→ **Required task**: Tally the lines containing "cantidad" and report the number alone.

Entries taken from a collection
-------

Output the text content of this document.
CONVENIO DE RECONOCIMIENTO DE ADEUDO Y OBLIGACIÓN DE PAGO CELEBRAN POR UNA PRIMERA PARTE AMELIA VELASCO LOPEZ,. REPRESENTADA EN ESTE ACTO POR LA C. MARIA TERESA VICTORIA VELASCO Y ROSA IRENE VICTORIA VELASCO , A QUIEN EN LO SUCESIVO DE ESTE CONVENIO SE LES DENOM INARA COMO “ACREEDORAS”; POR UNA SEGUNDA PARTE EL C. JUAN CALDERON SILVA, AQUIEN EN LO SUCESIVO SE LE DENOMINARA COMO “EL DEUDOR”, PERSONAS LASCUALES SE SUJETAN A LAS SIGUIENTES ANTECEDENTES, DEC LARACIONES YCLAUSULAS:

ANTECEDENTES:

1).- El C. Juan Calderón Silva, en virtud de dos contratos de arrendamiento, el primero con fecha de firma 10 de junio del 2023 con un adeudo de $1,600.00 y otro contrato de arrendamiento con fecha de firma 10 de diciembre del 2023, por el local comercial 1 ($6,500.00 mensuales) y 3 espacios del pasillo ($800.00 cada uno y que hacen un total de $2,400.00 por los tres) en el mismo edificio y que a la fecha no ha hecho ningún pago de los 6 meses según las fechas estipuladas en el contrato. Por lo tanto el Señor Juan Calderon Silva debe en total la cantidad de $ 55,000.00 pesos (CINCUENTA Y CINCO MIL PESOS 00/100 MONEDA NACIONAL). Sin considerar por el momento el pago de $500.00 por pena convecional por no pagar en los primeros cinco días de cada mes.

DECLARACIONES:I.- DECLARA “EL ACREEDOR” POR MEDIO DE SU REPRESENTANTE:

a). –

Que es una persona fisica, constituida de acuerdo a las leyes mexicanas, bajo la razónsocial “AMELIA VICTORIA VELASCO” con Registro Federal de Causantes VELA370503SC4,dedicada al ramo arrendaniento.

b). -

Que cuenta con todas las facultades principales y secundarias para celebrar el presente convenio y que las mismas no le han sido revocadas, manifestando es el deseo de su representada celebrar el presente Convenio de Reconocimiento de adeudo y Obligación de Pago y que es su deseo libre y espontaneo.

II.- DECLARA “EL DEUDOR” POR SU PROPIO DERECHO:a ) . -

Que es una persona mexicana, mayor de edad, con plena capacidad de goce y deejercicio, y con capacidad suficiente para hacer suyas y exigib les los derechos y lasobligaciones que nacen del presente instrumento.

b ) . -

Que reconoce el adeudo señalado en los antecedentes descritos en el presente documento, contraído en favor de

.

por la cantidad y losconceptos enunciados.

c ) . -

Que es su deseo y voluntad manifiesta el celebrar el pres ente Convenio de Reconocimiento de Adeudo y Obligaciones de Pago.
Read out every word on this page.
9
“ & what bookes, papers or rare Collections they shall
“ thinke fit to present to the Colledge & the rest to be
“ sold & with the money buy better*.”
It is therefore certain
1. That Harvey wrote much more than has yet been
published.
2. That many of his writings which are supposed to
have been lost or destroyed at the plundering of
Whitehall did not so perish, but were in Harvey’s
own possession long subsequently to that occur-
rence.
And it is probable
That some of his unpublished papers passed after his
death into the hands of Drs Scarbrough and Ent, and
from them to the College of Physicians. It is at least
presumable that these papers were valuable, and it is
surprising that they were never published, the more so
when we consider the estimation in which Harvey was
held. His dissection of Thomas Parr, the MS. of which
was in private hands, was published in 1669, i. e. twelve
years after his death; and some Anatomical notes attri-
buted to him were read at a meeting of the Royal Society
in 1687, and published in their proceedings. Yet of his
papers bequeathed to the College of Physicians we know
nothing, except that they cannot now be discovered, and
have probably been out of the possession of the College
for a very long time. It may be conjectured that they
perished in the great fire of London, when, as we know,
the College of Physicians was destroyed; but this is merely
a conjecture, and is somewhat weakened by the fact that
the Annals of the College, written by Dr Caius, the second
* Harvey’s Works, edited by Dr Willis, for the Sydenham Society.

-------

→ **Exercise response**: 2